[BEGIN Data to process]

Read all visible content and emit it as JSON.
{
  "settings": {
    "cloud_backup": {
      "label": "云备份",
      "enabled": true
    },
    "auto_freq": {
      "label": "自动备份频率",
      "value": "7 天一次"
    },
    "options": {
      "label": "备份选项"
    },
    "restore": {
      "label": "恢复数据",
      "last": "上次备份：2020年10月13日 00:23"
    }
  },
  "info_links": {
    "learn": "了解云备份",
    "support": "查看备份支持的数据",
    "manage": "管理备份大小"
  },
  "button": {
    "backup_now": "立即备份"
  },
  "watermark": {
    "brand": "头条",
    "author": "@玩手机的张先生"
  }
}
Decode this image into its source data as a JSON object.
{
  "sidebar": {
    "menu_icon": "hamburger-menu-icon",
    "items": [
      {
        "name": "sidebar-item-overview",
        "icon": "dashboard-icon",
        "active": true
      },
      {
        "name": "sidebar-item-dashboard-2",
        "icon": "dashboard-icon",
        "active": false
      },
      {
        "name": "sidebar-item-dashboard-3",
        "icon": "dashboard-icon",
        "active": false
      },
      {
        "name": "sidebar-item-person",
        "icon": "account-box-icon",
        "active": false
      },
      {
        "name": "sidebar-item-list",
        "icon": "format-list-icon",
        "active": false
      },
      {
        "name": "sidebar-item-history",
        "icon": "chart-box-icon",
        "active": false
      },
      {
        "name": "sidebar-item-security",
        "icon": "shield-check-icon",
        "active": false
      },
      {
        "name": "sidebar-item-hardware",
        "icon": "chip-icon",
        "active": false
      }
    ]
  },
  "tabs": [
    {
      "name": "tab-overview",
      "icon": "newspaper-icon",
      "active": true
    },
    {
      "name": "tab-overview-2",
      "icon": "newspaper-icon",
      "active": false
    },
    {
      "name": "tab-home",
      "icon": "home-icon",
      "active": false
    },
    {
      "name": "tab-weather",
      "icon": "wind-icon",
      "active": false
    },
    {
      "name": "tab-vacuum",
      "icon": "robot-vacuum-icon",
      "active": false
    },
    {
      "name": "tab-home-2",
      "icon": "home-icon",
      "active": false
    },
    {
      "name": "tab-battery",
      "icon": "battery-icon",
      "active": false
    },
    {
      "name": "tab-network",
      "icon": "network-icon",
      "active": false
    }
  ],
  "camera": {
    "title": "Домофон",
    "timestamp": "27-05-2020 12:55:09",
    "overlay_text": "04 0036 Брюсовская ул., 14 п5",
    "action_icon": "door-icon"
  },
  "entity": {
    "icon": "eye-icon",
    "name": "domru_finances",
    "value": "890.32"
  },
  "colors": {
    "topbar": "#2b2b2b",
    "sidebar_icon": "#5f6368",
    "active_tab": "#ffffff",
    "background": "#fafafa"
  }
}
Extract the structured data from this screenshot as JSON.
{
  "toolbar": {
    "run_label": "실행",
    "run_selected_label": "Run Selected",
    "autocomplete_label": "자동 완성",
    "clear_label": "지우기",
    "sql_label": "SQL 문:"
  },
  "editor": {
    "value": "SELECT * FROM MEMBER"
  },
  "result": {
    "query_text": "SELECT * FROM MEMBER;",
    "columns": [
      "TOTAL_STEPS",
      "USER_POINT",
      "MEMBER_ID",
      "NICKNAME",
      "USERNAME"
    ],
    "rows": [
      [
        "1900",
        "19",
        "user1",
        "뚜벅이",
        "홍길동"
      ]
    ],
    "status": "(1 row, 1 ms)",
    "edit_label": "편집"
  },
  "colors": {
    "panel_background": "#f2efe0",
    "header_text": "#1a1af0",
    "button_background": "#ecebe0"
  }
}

[END Data to process]

▸ **Task to complete**: Show the data once more, exactly as it was written.

▸ **Answer in full**:
Read all visible content and emit it as JSON.
{
  "settings": {
    "cloud_backup": {
      "label": "云备份",
      "enabled": true
    },
    "auto_freq": {
      "label": "自动备份频率",
      "value": "7 天一次"
    },
    "options": {
      "label": "备份选项"
    },
    "restore": {
      "label": "恢复数据",
      "last": "上次备份：2020年10月13日 00:23"
    }
  },
  "info_links": {
    "learn": "了解云备份",
    "support": "查看备份支持的数据",
    "manage": "管理备份大小"
  },
  "button": {
    "backup_now": "立即备份"
  },
  "watermark": {
    "brand": "头条",
    "author": "@玩手机的张先生"
  }
}
Decode this image into its source data as a JSON object.
{
  "sidebar": {
    "menu_icon": "hamburger-menu-icon",
    "items": [
      {
        "name": "sidebar-item-overview",
        "icon": "dashboard-icon",
        "active": true
      },
      {
        "name": "sidebar-item-dashboard-2",
        "icon": "dashboard-icon",
        "active": false
      },
      {
        "name": "sidebar-item-dashboard-3",
        "icon": "dashboard-icon",
        "active": false
      },
      {
        "name": "sidebar-item-person",
        "icon": "account-box-icon",
        "active": false
      },
      {
        "name": "sidebar-item-list",
        "icon": "format-list-icon",
        "active": false
      },
      {
        "name": "sidebar-item-history",
        "icon": "chart-box-icon",
        "active": false
      },
      {
        "name": "sidebar-item-security",
        "icon": "shield-check-icon",
        "active": false
      },
      {
        "name": "sidebar-item-hardware",
        "icon": "chip-icon",
        "active": false
      }
    ]
  },
  "tabs": [
    {
      "name": "tab-overview",
      "icon": "newspaper-icon",
      "active": true
    },
    {
      "name": "tab-overview-2",
      "icon": "newspaper-icon",
      "active": false
    },
    {
      "name": "tab-home",
      "icon": "home-icon",
      "active": false
    },
    {
      "name": "tab-weather",
      "icon": "wind-icon",
      "active": false
    },
    {
      "name": "tab-vacuum",
      "icon": "robot-vacuum-icon",
      "active": false
    },
    {
      "name": "tab-home-2",
      "icon": "home-icon",
      "active": false
    },
    {
      "name": "tab-battery",
      "icon": "battery-icon",
      "active": false
    },
    {
      "name": "tab-network",
      "icon": "network-icon",
      "active": false
    }
  ],
  "camera": {
    "title": "Домофон",
    "timestamp": "27-05-2020 12:55:09",
    "overlay_text": "04 0036 Брюсовская ул., 14 п5",
    "action_icon": "door-icon"
  },
  "entity": {
    "icon": "eye-icon",
    "name": "domru_finances",
    "value": "890.32"
  },
  "colors": {
    "topbar": "#2b2b2b",
    "sidebar_icon": "#5f6368",
    "active_tab": "#ffffff",
    "background": "#fafafa"
  }
}
Extract the structured data from this screenshot as JSON.
{
  "toolbar": {
    "run_label": "실행",
    "run_selected_label": "Run Selected",
    "autocomplete_label": "자동 완성",
    "clear_label": "지우기",
    "sql_label": "SQL 문:"
  },
  "editor": {
    "value": "SELECT * FROM MEMBER"
  },
  "result": {
    "query_text": "SELECT * FROM MEMBER;",
    "columns": [
      "TOTAL_STEPS",
      "USER_POINT",
      "MEMBER_ID",
      "NICKNAME",
      "USERNAME"
    ],
    "rows": [
      [
        "1900",
        "19",
        "user1",
        "뚜벅이",
        "홍길동"
      ]
    ],
    "status": "(1 row, 1 ms)",
    "edit_label": "편집"
  },
  "colors": {
    "panel_background": "#f2efe0",
    "header_text": "#1a1af0",
    "button_background": "#ecebe0"
  }
}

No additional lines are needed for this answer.